Exercise instructions: Copy exactly the last part of the entries, starting from the line with "Type out the text in this image." and including the final line.

Stored items from a collection:

******************************

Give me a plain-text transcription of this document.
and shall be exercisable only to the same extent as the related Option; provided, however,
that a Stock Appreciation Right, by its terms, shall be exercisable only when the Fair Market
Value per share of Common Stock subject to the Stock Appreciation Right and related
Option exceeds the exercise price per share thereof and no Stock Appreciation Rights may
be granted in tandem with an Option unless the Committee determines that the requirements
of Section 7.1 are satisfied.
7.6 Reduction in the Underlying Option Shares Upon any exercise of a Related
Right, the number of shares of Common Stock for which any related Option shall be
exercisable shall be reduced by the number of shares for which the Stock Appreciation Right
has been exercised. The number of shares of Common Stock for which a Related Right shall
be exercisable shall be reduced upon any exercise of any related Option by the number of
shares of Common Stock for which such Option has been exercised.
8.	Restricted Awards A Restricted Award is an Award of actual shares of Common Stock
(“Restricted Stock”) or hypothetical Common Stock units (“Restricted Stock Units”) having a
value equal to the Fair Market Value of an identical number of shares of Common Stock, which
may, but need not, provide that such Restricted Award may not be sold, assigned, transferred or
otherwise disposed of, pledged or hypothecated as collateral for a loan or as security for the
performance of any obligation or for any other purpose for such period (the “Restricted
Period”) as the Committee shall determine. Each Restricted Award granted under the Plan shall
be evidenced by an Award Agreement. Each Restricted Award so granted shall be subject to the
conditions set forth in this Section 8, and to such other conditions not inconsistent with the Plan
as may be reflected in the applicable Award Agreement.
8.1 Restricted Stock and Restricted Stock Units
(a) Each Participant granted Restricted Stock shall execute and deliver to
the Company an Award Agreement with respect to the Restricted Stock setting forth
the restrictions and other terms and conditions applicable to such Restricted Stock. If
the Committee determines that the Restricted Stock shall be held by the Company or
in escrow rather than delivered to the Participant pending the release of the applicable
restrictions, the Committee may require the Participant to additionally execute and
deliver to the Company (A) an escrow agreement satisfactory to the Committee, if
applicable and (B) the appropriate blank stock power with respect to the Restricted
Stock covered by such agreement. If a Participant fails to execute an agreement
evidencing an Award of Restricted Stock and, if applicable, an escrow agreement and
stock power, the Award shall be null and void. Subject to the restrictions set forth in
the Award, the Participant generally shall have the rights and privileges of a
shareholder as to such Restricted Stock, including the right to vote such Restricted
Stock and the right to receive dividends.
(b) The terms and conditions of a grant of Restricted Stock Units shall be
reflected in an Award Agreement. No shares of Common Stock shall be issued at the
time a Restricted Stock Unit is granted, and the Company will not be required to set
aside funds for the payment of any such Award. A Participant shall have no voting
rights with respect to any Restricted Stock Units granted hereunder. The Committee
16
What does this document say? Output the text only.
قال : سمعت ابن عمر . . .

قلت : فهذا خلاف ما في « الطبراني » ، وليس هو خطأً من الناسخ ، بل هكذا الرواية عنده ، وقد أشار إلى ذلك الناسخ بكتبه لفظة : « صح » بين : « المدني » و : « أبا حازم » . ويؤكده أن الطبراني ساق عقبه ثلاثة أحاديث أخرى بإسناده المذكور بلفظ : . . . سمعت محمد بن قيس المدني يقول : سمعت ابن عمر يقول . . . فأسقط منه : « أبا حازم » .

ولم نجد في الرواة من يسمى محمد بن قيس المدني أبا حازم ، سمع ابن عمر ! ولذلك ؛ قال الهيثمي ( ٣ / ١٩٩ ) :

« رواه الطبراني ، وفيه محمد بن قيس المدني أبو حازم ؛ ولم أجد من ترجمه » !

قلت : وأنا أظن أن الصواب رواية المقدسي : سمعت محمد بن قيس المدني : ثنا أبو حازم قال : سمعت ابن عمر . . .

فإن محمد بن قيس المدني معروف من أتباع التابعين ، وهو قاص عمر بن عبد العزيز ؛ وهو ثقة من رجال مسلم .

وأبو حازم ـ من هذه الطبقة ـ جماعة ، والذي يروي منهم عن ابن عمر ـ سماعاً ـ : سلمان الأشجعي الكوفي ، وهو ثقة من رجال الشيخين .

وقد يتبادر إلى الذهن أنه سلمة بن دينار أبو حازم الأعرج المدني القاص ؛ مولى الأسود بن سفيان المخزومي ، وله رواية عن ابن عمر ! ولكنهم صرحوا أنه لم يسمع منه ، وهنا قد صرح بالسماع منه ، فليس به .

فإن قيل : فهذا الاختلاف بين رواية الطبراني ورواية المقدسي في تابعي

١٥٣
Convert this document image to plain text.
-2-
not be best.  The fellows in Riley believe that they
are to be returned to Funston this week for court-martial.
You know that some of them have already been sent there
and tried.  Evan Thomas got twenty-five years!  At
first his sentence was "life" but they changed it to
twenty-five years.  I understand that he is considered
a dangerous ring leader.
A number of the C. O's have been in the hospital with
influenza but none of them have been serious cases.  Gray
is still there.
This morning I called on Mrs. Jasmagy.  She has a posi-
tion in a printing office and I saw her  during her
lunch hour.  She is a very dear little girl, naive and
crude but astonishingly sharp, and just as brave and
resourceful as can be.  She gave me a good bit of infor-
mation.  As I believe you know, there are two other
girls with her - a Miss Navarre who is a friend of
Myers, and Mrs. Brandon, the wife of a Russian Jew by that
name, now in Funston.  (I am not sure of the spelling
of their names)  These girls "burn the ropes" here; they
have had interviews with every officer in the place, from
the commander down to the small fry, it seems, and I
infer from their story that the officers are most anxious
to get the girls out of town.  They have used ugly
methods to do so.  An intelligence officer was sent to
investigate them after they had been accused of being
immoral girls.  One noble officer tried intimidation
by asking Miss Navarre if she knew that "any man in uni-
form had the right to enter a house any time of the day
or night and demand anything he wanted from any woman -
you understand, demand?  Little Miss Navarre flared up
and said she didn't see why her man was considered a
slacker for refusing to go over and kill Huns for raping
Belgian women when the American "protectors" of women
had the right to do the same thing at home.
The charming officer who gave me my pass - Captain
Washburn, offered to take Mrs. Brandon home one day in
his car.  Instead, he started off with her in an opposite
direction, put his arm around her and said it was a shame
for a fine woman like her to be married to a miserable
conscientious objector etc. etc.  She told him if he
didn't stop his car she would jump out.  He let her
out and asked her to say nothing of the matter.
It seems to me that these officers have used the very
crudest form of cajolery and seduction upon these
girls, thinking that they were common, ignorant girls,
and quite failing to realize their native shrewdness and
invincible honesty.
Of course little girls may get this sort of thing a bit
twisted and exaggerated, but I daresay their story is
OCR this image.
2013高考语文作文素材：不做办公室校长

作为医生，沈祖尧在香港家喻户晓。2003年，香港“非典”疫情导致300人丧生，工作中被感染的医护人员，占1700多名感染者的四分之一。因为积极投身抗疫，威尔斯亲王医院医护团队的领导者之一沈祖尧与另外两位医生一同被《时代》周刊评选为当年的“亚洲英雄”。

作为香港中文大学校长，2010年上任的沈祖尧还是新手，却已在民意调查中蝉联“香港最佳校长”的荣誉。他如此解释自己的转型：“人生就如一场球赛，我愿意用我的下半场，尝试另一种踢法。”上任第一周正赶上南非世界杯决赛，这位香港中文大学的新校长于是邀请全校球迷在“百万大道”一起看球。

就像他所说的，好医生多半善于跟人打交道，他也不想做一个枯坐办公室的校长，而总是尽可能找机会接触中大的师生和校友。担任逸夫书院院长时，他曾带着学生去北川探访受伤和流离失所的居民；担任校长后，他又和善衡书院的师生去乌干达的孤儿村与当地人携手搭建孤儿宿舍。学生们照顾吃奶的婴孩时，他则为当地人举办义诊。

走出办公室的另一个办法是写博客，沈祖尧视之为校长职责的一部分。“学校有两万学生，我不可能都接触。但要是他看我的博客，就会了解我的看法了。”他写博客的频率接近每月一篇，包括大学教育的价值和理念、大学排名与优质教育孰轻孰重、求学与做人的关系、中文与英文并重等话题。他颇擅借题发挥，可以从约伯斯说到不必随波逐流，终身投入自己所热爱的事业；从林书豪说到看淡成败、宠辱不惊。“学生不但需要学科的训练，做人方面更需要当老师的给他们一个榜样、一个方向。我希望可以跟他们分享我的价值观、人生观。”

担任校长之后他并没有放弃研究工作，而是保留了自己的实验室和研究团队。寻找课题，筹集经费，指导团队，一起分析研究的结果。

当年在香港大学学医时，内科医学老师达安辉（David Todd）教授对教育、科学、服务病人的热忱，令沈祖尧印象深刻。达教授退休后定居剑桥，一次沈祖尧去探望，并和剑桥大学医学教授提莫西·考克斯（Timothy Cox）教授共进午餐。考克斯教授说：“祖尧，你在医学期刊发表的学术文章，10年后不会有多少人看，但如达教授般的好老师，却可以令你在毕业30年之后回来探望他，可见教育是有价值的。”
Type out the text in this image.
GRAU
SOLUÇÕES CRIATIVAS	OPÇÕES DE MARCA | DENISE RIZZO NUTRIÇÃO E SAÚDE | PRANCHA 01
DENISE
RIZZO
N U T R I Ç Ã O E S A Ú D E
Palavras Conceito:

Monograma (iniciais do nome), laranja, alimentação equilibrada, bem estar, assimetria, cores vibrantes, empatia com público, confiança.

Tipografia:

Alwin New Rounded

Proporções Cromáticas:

******************************

Task response:
Type out the text in this image.
GRAU
SOLUÇÕES CRIATIVAS	OPÇÕES DE MARCA | DENISE RIZZO NUTRIÇÃO E SAÚDE | PRANCHA 01
DENISE
RIZZO
N U T R I Ç Ã O E S A Ú D E
Palavras Conceito:

Monograma (iniciais do nome), laranja, alimentação equilibrada, bem estar, assimetria, cores vibrantes, empatia com público, confiança.

Tipografia:

Alwin New Rounded

Proporções Cromáticas:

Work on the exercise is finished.